EXCERPTED DATA
= = = =

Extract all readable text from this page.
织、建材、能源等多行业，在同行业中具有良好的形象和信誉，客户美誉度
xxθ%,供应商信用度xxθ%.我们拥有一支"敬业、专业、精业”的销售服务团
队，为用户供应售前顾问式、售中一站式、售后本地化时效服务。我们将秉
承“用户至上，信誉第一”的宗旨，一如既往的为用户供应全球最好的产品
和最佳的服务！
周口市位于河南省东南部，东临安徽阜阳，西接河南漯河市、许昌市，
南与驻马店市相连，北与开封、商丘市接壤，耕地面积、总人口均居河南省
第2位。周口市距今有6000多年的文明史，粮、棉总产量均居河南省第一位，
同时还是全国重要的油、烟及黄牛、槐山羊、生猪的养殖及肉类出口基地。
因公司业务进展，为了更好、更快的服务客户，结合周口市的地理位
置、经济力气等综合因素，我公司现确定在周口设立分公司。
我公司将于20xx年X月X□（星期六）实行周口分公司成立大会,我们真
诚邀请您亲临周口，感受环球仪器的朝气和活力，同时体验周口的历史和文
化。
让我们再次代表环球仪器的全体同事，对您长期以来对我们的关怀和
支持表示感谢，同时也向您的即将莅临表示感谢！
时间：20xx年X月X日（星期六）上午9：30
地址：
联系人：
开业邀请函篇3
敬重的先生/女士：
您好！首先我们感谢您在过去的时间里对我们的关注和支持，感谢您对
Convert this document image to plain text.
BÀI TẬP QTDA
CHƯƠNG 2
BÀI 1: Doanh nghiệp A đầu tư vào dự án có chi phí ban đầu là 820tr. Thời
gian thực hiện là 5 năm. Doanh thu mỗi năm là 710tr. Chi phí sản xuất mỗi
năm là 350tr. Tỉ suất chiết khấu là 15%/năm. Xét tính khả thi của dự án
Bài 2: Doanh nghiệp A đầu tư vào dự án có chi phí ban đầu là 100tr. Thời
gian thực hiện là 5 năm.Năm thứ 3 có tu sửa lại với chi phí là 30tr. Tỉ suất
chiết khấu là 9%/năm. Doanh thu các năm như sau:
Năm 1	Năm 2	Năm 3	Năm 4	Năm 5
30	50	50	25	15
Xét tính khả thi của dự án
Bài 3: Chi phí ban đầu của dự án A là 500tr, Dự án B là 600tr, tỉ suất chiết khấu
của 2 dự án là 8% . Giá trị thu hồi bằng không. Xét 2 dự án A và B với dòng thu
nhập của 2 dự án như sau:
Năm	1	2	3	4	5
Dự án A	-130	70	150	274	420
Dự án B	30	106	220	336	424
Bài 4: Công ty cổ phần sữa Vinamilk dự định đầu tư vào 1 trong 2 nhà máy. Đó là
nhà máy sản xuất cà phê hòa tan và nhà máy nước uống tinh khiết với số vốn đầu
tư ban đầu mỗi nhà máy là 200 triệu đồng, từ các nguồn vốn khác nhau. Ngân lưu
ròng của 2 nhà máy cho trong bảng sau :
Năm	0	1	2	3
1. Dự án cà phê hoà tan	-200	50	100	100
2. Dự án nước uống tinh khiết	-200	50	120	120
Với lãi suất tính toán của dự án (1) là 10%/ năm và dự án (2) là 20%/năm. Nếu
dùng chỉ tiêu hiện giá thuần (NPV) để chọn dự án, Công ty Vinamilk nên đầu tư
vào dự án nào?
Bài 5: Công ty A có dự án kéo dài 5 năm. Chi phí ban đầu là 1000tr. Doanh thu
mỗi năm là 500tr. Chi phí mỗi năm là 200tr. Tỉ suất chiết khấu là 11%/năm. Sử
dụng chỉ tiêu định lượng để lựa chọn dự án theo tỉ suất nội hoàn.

= = = =

TASK STATEMENT
Repeat the listing exactly, from its first line to its last.

SOLUTION FOR THIS EXERCISE
Extract all readable text from this page.
织、建材、能源等多行业，在同行业中具有良好的形象和信誉，客户美誉度
xxθ%,供应商信用度xxθ%.我们拥有一支"敬业、专业、精业”的销售服务团
队，为用户供应售前顾问式、售中一站式、售后本地化时效服务。我们将秉
承“用户至上，信誉第一”的宗旨，一如既往的为用户供应全球最好的产品
和最佳的服务！
周口市位于河南省东南部，东临安徽阜阳，西接河南漯河市、许昌市，
南与驻马店市相连，北与开封、商丘市接壤，耕地面积、总人口均居河南省
第2位。周口市距今有6000多年的文明史，粮、棉总产量均居河南省第一位，
同时还是全国重要的油、烟及黄牛、槐山羊、生猪的养殖及肉类出口基地。
因公司业务进展，为了更好、更快的服务客户，结合周口市的地理位
置、经济力气等综合因素，我公司现确定在周口设立分公司。
我公司将于20xx年X月X□（星期六）实行周口分公司成立大会,我们真
诚邀请您亲临周口，感受环球仪器的朝气和活力，同时体验周口的历史和文
化。
让我们再次代表环球仪器的全体同事，对您长期以来对我们的关怀和
支持表示感谢，同时也向您的即将莅临表示感谢！
时间：20xx年X月X日（星期六）上午9：30
地址：
联系人：
开业邀请函篇3
敬重的先生/女士：
您好！首先我们感谢您在过去的时间里对我们的关注和支持，感谢您对
Convert this document image to plain text.
BÀI TẬP QTDA
CHƯƠNG 2
BÀI 1: Doanh nghiệp A đầu tư vào dự án có chi phí ban đầu là 820tr. Thời
gian thực hiện là 5 năm. Doanh thu mỗi năm là 710tr. Chi phí sản xuất mỗi
năm là 350tr. Tỉ suất chiết khấu là 15%/năm. Xét tính khả thi của dự án
Bài 2: Doanh nghiệp A đầu tư vào dự án có chi phí ban đầu là 100tr. Thời
gian thực hiện là 5 năm.Năm thứ 3 có tu sửa lại với chi phí là 30tr. Tỉ suất
chiết khấu là 9%/năm. Doanh thu các năm như sau:
Năm 1	Năm 2	Năm 3	Năm 4	Năm 5
30	50	50	25	15
Xét tính khả thi của dự án
Bài 3: Chi phí ban đầu của dự án A là 500tr, Dự án B là 600tr, tỉ suất chiết khấu
của 2 dự án là 8% . Giá trị thu hồi bằng không. Xét 2 dự án A và B với dòng thu
nhập của 2 dự án như sau:
Năm	1	2	3	4	5
Dự án A	-130	70	150	274	420
Dự án B	30	106	220	336	424
Bài 4: Công ty cổ phần sữa Vinamilk dự định đầu tư vào 1 trong 2 nhà máy. Đó là
nhà máy sản xuất cà phê hòa tan và nhà máy nước uống tinh khiết với số vốn đầu
tư ban đầu mỗi nhà máy là 200 triệu đồng, từ các nguồn vốn khác nhau. Ngân lưu
ròng của 2 nhà máy cho trong bảng sau :
Năm	0	1	2	3
1. Dự án cà phê hoà tan	-200	50	100	100
2. Dự án nước uống tinh khiết	-200	50	120	120
Với lãi suất tính toán của dự án (1) là 10%/ năm và dự án (2) là 20%/năm. Nếu
dùng chỉ tiêu hiện giá thuần (NPV) để chọn dự án, Công ty Vinamilk nên đầu tư
vào dự án nào?
Bài 5: Công ty A có dự án kéo dài 5 năm. Chi phí ban đầu là 1000tr. Doanh thu
mỗi năm là 500tr. Chi phí mỗi năm là 200tr. Tỉ suất chiết khấu là 11%/năm. Sử
dụng chỉ tiêu định lượng để lựa chọn dự án theo tỉ suất nội hoàn.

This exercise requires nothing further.